Data records start

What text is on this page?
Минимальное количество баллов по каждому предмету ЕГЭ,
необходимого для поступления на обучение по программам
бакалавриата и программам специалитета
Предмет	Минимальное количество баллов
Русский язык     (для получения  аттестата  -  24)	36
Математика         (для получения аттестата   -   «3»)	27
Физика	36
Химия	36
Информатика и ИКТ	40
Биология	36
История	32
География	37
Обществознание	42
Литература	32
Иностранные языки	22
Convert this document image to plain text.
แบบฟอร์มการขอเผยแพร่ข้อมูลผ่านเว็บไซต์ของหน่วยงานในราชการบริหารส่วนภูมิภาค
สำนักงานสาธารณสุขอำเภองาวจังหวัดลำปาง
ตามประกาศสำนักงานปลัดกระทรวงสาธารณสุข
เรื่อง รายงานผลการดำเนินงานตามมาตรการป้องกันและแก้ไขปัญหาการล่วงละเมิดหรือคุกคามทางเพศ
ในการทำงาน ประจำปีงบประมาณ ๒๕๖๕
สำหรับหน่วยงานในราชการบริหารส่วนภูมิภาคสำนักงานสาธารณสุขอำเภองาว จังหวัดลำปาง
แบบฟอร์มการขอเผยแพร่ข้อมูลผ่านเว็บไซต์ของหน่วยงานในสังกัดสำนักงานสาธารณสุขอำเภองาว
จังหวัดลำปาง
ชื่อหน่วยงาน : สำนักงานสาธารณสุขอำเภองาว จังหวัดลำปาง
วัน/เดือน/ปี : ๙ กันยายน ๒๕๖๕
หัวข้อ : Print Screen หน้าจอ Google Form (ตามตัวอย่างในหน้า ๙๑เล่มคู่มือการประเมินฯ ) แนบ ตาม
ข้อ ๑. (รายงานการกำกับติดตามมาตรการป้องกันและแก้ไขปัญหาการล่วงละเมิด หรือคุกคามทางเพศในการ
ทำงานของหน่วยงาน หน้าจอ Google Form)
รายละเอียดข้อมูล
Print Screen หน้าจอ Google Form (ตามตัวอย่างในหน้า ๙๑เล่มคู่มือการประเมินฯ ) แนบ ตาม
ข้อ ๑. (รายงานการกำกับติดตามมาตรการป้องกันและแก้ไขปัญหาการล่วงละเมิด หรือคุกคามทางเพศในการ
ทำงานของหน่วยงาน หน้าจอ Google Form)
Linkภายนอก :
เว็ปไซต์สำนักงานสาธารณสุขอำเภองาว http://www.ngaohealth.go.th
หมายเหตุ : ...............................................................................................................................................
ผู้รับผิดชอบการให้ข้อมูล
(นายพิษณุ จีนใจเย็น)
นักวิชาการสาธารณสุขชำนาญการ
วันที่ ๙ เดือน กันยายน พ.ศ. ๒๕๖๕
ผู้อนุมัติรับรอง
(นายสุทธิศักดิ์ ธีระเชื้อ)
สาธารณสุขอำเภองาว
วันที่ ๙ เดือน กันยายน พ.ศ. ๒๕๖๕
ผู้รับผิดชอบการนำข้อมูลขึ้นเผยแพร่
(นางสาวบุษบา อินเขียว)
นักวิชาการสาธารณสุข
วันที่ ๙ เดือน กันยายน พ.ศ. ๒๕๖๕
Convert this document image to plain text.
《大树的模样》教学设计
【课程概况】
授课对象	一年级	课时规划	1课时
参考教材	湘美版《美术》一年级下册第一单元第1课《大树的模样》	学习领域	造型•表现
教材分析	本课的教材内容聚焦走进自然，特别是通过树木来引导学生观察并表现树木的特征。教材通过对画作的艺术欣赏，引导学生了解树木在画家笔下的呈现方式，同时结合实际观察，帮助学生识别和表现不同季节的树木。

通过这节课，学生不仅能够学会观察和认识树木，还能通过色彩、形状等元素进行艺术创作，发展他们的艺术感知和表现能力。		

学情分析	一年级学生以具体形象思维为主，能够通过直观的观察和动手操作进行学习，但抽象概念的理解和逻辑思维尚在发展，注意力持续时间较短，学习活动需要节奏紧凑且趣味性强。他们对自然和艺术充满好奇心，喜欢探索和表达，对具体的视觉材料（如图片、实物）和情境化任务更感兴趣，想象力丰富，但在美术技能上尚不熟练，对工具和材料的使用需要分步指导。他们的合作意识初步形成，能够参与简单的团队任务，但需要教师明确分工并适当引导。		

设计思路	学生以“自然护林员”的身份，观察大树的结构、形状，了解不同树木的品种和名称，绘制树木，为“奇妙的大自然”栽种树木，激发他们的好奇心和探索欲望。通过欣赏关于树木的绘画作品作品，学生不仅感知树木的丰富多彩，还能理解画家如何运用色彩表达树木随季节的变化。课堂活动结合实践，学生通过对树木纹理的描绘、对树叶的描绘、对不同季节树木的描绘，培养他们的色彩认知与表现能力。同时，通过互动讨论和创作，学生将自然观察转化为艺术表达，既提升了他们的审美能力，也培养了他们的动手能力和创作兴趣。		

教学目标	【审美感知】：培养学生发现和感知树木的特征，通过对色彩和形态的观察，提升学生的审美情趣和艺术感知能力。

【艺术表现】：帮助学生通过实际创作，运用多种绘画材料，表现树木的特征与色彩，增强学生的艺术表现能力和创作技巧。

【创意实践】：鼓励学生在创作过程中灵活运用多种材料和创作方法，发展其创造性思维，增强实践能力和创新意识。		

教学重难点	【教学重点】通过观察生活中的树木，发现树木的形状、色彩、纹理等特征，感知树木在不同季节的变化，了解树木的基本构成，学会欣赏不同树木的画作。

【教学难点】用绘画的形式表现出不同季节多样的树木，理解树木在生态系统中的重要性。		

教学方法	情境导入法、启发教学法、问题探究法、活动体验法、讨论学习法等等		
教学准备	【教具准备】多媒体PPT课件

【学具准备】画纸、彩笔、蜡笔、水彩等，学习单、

Data records end

* Written task *
Your task is to repeat each line of the material exactly.

* Solution for this problem *
What text is on this page?
Минимальное количество баллов по каждому предмету ЕГЭ,
необходимого для поступления на обучение по программам
бакалавриата и программам специалитета
Предмет	Минимальное количество баллов
Русский язык     (для получения  аттестата  -  24)	36
Математика         (для получения аттестата   -   «3»)	27
Физика	36
Химия	36
Информатика и ИКТ	40
Биология	36
История	32
География	37
Обществознание	42
Литература	32
Иностранные языки	22
Convert this document image to plain text.
แบบฟอร์มการขอเผยแพร่ข้อมูลผ่านเว็บไซต์ของหน่วยงานในราชการบริหารส่วนภูมิภาค
สำนักงานสาธารณสุขอำเภองาวจังหวัดลำปาง
ตามประกาศสำนักงานปลัดกระทรวงสาธารณสุข
เรื่อง รายงานผลการดำเนินงานตามมาตรการป้องกันและแก้ไขปัญหาการล่วงละเมิดหรือคุกคามทางเพศ
ในการทำงาน ประจำปีงบประมาณ ๒๕๖๕
สำหรับหน่วยงานในราชการบริหารส่วนภูมิภาคสำนักงานสาธารณสุขอำเภองาว จังหวัดลำปาง
แบบฟอร์มการขอเผยแพร่ข้อมูลผ่านเว็บไซต์ของหน่วยงานในสังกัดสำนักงานสาธารณสุขอำเภองาว
จังหวัดลำปาง
ชื่อหน่วยงาน : สำนักงานสาธารณสุขอำเภองาว จังหวัดลำปาง
วัน/เดือน/ปี : ๙ กันยายน ๒๕๖๕
หัวข้อ : Print Screen หน้าจอ Google Form (ตามตัวอย่างในหน้า ๙๑เล่มคู่มือการประเมินฯ ) แนบ ตาม
ข้อ ๑. (รายงานการกำกับติดตามมาตรการป้องกันและแก้ไขปัญหาการล่วงละเมิด หรือคุกคามทางเพศในการ
ทำงานของหน่วยงาน หน้าจอ Google Form)
รายละเอียดข้อมูล
Print Screen หน้าจอ Google Form (ตามตัวอย่างในหน้า ๙๑เล่มคู่มือการประเมินฯ ) แนบ ตาม
ข้อ ๑. (รายงานการกำกับติดตามมาตรการป้องกันและแก้ไขปัญหาการล่วงละเมิด หรือคุกคามทางเพศในการ
ทำงานของหน่วยงาน หน้าจอ Google Form)
Linkภายนอก :
เว็ปไซต์สำนักงานสาธารณสุขอำเภองาว http://www.ngaohealth.go.th
หมายเหตุ : ...............................................................................................................................................
ผู้รับผิดชอบการให้ข้อมูล
(นายพิษณุ จีนใจเย็น)
นักวิชาการสาธารณสุขชำนาญการ
วันที่ ๙ เดือน กันยายน พ.ศ. ๒๕๖๕
ผู้อนุมัติรับรอง
(นายสุทธิศักดิ์ ธีระเชื้อ)
สาธารณสุขอำเภองาว
วันที่ ๙ เดือน กันยายน พ.ศ. ๒๕๖๕
ผู้รับผิดชอบการนำข้อมูลขึ้นเผยแพร่
(นางสาวบุษบา อินเขียว)
นักวิชาการสาธารณสุข
วันที่ ๙ เดือน กันยายน พ.ศ. ๒๕๖๕
Convert this document image to plain text.
《大树的模样》教学设计
【课程概况】
授课对象	一年级	课时规划	1课时
参考教材	湘美版《美术》一年级下册第一单元第1课《大树的模样》	学习领域	造型•表现
教材分析	本课的教材内容聚焦走进自然，特别是通过树木来引导学生观察并表现树木的特征。教材通过对画作的艺术欣赏，引导学生了解树木在画家笔下的呈现方式，同时结合实际观察，帮助学生识别和表现不同季节的树木。

通过这节课，学生不仅能够学会观察和认识树木，还能通过色彩、形状等元素进行艺术创作，发展他们的艺术感知和表现能力。		

学情分析	一年级学生以具体形象思维为主，能够通过直观的观察和动手操作进行学习，但抽象概念的理解和逻辑思维尚在发展，注意力持续时间较短，学习活动需要节奏紧凑且趣味性强。他们对自然和艺术充满好奇心，喜欢探索和表达，对具体的视觉材料（如图片、实物）和情境化任务更感兴趣，想象力丰富，但在美术技能上尚不熟练，对工具和材料的使用需要分步指导。他们的合作意识初步形成，能够参与简单的团队任务，但需要教师明确分工并适当引导。		

设计思路	学生以“自然护林员”的身份，观察大树的结构、形状，了解不同树木的品种和名称，绘制树木，为“奇妙的大自然”栽种树木，激发他们的好奇心和探索欲望。通过欣赏关于树木的绘画作品作品，学生不仅感知树木的丰富多彩，还能理解画家如何运用色彩表达树木随季节的变化。课堂活动结合实践，学生通过对树木纹理的描绘、对树叶的描绘、对不同季节树木的描绘，培养他们的色彩认知与表现能力。同时，通过互动讨论和创作，学生将自然观察转化为艺术表达，既提升了他们的审美能力，也培养了他们的动手能力和创作兴趣。		

教学目标	【审美感知】：培养学生发现和感知树木的特征，通过对色彩和形态的观察，提升学生的审美情趣和艺术感知能力。

【艺术表现】：帮助学生通过实际创作，运用多种绘画材料，表现树木的特征与色彩，增强学生的艺术表现能力和创作技巧。

【创意实践】：鼓励学生在创作过程中灵活运用多种材料和创作方法，发展其创造性思维，增强实践能力和创新意识。		

教学重难点	【教学重点】通过观察生活中的树木，发现树木的形状、色彩、纹理等特征，感知树木在不同季节的变化，了解树木的基本构成，学会欣赏不同树木的画作。

【教学难点】用绘画的形式表现出不同季节多样的树木，理解树木在生态系统中的重要性。		

教学方法	情境导入法、启发教学法、问题探究法、活动体验法、讨论学习法等等		
教学准备	【教具准备】多媒体PPT课件

【学具准备】画纸、彩笔、蜡笔、水彩等，学习单、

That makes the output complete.